Pull out every line in the data that has the string "color" in it.

** Start of AVAILABLE RECORDS **

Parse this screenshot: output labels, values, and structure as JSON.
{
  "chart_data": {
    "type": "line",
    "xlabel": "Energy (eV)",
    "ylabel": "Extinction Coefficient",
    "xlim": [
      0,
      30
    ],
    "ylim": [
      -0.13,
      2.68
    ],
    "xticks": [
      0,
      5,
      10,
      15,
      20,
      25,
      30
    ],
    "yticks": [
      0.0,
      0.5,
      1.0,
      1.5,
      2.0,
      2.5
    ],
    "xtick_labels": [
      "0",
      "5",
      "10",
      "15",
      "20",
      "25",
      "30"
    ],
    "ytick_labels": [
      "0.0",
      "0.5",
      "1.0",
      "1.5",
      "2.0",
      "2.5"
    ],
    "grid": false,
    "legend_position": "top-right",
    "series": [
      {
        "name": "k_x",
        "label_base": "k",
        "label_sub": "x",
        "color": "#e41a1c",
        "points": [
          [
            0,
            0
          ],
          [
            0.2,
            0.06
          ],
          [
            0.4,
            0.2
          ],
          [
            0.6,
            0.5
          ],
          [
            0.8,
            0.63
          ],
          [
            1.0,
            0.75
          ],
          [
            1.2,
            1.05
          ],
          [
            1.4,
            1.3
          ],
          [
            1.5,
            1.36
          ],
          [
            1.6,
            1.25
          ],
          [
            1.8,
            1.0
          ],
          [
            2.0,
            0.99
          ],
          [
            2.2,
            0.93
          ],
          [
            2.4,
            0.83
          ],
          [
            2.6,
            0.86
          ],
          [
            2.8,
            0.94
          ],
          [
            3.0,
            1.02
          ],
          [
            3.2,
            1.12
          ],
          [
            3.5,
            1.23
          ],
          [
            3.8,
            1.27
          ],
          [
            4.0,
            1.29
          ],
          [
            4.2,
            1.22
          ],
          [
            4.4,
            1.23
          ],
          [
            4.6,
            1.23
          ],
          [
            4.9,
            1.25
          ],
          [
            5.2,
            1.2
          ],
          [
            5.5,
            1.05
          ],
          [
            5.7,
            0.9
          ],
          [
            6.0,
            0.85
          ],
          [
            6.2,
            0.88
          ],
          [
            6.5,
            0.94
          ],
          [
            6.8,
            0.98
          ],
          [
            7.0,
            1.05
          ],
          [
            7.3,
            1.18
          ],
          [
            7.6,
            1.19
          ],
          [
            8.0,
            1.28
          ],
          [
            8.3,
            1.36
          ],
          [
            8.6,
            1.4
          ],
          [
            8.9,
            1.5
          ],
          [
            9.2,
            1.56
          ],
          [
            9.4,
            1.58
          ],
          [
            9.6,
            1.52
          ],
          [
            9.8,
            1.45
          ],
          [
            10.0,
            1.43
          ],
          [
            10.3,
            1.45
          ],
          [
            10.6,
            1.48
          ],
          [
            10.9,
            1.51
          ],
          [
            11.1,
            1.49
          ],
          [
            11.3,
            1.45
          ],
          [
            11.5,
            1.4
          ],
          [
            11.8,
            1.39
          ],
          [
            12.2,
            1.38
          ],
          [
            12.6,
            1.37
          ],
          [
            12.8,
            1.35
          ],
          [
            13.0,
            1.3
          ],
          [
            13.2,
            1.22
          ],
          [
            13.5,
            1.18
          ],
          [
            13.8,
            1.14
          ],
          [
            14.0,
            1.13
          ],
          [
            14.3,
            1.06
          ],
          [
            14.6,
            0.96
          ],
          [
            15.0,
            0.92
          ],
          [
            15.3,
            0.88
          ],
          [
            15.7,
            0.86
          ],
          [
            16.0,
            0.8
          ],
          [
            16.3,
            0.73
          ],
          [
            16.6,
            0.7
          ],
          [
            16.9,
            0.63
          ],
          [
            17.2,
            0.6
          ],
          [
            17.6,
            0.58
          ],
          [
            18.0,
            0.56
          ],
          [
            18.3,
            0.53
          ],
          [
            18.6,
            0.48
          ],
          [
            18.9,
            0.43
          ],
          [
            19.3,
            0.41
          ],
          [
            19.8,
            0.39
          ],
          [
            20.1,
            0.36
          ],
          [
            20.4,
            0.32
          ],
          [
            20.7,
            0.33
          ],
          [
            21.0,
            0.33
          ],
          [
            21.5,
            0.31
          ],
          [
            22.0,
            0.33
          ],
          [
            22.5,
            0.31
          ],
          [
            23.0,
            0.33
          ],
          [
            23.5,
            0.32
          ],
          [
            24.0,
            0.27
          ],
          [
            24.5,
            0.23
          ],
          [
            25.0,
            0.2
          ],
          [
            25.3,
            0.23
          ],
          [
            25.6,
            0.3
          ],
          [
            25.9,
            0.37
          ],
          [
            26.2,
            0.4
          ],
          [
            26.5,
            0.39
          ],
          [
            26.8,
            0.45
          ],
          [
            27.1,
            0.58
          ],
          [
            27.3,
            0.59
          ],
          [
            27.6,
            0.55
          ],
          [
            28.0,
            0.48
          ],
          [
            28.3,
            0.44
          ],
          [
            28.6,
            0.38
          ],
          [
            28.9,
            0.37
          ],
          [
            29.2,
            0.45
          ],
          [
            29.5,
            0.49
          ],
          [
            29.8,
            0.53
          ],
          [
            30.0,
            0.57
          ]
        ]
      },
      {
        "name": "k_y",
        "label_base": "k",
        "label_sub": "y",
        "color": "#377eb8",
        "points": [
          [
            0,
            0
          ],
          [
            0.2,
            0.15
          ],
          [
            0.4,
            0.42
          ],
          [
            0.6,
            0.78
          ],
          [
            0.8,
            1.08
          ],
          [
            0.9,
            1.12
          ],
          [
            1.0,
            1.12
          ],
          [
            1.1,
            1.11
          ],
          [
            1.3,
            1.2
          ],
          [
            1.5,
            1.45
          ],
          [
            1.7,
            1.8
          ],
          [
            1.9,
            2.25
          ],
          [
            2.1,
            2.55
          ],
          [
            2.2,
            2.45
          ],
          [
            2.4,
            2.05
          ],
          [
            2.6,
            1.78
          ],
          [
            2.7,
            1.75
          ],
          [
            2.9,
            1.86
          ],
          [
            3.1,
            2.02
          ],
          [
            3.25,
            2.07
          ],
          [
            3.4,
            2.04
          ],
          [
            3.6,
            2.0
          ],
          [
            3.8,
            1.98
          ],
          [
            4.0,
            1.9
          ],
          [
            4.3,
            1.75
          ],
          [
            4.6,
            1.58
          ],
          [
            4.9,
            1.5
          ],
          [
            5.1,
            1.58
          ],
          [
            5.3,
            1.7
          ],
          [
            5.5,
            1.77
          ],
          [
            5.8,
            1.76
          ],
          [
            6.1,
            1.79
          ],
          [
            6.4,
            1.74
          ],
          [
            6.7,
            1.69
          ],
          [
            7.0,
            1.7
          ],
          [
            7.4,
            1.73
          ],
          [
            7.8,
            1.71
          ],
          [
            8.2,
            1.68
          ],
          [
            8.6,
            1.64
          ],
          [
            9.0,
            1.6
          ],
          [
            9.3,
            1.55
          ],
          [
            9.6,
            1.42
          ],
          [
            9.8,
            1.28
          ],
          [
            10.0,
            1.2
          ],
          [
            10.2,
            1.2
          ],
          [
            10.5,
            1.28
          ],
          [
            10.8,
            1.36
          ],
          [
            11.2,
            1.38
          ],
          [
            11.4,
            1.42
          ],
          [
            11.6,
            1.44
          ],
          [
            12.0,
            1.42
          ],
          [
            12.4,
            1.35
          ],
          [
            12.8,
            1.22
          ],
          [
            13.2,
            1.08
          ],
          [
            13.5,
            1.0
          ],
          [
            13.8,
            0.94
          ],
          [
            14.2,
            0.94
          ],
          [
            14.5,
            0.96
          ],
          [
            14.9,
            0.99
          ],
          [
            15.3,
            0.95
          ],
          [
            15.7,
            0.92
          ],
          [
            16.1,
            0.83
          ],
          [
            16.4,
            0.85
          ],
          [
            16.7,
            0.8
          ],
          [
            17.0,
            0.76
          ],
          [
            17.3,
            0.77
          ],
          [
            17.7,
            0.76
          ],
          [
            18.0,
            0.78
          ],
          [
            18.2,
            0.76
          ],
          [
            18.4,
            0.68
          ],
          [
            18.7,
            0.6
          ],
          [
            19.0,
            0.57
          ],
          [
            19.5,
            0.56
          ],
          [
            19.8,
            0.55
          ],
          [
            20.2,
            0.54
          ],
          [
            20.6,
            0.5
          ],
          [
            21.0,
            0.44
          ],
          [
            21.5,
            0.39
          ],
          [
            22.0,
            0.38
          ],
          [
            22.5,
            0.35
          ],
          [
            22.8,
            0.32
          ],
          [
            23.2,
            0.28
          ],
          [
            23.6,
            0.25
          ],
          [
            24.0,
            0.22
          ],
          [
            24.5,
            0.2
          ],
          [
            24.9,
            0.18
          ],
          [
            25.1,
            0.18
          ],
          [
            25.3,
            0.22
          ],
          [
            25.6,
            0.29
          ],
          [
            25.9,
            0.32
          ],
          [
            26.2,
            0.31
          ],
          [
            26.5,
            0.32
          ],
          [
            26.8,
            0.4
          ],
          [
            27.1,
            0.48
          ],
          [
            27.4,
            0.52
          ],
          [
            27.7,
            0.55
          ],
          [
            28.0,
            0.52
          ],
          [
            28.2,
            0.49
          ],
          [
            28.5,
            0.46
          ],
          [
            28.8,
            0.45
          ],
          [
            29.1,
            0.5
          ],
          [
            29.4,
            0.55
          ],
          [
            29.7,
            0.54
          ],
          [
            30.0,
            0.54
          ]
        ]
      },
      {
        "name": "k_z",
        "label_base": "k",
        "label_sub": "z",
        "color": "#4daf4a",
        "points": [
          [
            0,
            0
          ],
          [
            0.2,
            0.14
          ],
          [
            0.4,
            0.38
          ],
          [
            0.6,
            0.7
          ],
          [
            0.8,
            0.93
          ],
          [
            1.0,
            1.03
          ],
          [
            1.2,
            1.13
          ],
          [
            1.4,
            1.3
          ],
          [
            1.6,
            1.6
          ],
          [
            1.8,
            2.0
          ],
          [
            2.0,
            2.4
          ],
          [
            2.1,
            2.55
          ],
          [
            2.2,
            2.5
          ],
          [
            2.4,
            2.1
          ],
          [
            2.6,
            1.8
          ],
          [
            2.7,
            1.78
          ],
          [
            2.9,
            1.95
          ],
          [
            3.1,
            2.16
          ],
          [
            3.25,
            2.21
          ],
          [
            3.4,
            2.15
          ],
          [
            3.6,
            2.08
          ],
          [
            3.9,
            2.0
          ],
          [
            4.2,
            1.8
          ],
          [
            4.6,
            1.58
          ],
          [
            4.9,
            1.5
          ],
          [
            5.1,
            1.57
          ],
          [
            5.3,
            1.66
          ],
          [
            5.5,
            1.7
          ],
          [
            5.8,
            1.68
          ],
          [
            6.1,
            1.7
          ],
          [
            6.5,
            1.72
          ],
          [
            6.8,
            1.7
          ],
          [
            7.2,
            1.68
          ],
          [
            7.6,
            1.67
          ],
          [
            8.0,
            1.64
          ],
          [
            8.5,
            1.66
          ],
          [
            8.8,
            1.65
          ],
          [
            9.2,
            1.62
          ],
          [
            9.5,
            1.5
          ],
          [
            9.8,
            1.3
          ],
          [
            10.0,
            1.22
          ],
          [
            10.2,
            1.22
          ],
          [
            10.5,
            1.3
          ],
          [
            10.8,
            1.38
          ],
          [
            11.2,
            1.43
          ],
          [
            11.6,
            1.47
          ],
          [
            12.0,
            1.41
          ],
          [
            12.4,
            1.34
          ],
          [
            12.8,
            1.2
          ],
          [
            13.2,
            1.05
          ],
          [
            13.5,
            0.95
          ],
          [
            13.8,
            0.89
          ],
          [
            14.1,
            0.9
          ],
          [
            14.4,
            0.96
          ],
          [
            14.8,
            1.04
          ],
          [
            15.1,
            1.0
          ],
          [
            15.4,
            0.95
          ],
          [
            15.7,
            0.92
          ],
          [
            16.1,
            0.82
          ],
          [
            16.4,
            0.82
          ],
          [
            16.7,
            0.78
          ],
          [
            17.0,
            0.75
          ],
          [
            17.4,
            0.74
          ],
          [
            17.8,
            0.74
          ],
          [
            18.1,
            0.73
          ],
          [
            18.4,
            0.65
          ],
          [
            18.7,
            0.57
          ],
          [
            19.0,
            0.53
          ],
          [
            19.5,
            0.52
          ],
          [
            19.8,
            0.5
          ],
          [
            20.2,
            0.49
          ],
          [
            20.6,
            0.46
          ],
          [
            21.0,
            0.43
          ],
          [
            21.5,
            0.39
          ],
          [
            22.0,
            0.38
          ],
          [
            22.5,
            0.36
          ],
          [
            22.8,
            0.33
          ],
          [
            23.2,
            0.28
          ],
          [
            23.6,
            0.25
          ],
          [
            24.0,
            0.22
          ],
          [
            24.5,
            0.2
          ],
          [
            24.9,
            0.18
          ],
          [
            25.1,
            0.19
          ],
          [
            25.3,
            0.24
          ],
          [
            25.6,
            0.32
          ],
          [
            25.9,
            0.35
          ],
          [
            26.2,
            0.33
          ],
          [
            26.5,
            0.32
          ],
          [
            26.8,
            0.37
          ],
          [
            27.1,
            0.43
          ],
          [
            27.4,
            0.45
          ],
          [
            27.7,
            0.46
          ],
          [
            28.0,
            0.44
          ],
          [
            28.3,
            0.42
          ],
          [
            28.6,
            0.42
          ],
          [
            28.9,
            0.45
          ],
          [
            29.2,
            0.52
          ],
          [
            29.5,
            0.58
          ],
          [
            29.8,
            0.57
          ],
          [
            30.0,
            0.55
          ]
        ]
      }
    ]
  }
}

** End of AVAILABLE RECORDS **

■ **OUTPUT OF THE TASK**
        "color": "#e41a1c",
        "color": "#377eb8",
        "color": "#4daf4a",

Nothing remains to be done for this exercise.